### Exercise aim
Skip the images and copy each record exactly as written.

=== Supplied material ===

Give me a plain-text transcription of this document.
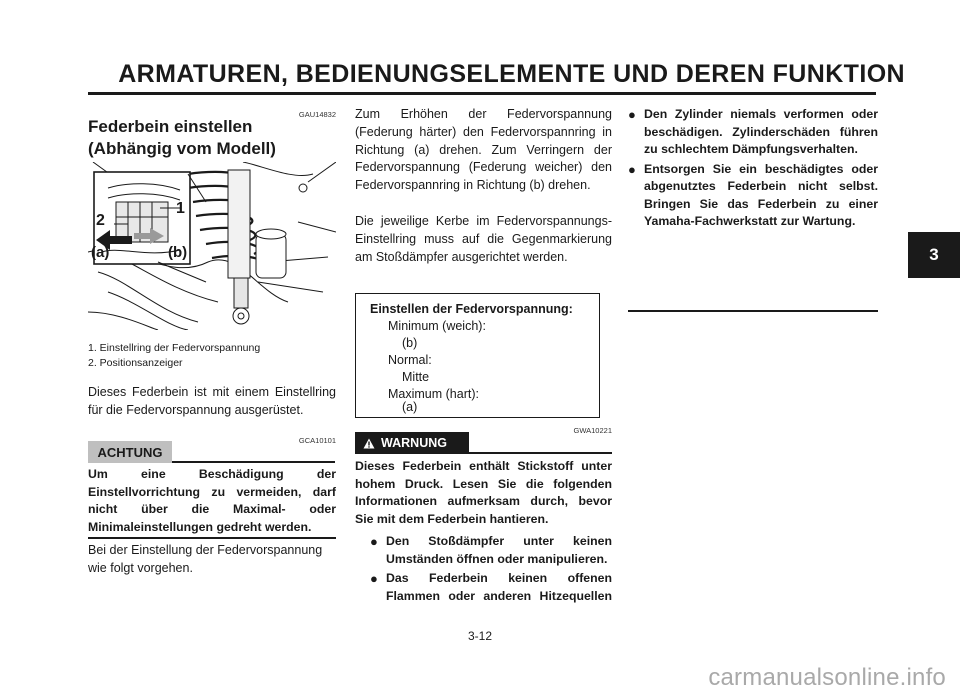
ARMATUREN, BEDIENUNGSELEMENTE UND DEREN FUNKTION
3
GAU14832
Federbein einstellen (Abhängig vom Modell)
1
2
(a)	(b)
1. Einstellring der Federvorspannung
2. Positionsanzeiger
Dieses Federbein ist mit einem Einstellring für die Federvorspannung ausgerüstet.
GCA10101
ACHTUNG
Um eine Beschädigung der Einstellvorrichtung zu vermeiden, darf nicht über die Maximal- oder Minimaleinstellungen gedreht werden.
Bei der Einstellung der Federvorspannung wie folgt vorgehen.
Zum Erhöhen der Federvorspannung (Federung härter) den Federvorspannring in Richtung (a) drehen. Zum Verringern der Federvorspannung (Federung weicher) den Federvorspannring in Richtung (b) drehen.
Die jeweilige Kerbe im Federvorspannungs-Einstellring muss auf die Gegenmarkierung am Stoßdämpfer ausgerichtet werden.
Einstellen der Federvorspannung:
Minimum (weich):
(b)
Normal:
Mitte
Maximum (hart):
(a)
GWA10221
WARNUNG
Dieses Federbein enthält Stickstoff unter hohem Druck. Lesen Sie die folgenden Informationen aufmerksam durch, bevor Sie mit dem Federbein hantieren.
● Den Stoßdämpfer unter keinen Umständen öffnen oder manipulieren.
● Das Federbein keinen offenen Flammen oder anderen Hitzequellen
● Den Zylinder niemals verformen oder beschädigen. Zylinderschäden führen zu schlechtem Dämpfungsverhalten.
● Entsorgen Sie ein beschädigtes oder abgenutztes Federbein nicht selbst. Bringen Sie das Federbein zu einer Yamaha-Fachwerkstatt zur Wartung.
3-12
carmanualsonline.info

===

### Task solution
Give me a plain-text transcription of this document.
ARMATUREN, BEDIENUNGSELEMENTE UND DEREN FUNKTION
3
GAU14832
Federbein einstellen (Abhängig vom Modell)
1
2
(a)	(b)
1. Einstellring der Federvorspannung
2. Positionsanzeiger
Dieses Federbein ist mit einem Einstellring für die Federvorspannung ausgerüstet.
GCA10101
ACHTUNG
Um eine Beschädigung der Einstellvorrichtung zu vermeiden, darf nicht über die Maximal- oder Minimaleinstellungen gedreht werden.
Bei der Einstellung der Federvorspannung wie folgt vorgehen.
Zum Erhöhen der Federvorspannung (Federung härter) den Federvorspannring in Richtung (a) drehen. Zum Verringern der Federvorspannung (Federung weicher) den Federvorspannring in Richtung (b) drehen.
Die jeweilige Kerbe im Federvorspannungs-Einstellring muss auf die Gegenmarkierung am Stoßdämpfer ausgerichtet werden.
Einstellen der Federvorspannung:
Minimum (weich):
(b)
Normal:
Mitte
Maximum (hart):
(a)
GWA10221
WARNUNG
Dieses Federbein enthält Stickstoff unter hohem Druck. Lesen Sie die folgenden Informationen aufmerksam durch, bevor Sie mit dem Federbein hantieren.
● Den Stoßdämpfer unter keinen Umständen öffnen oder manipulieren.
● Das Federbein keinen offenen Flammen oder anderen Hitzequellen
● Den Zylinder niemals verformen oder beschädigen. Zylinderschäden führen zu schlechtem Dämpfungsverhalten.
● Entsorgen Sie ein beschädigtes oder abgenutztes Federbein nicht selbst. Bringen Sie das Federbein zu einer Yamaha-Fachwerkstatt zur Wartung.
3-12
carmanualsonline.info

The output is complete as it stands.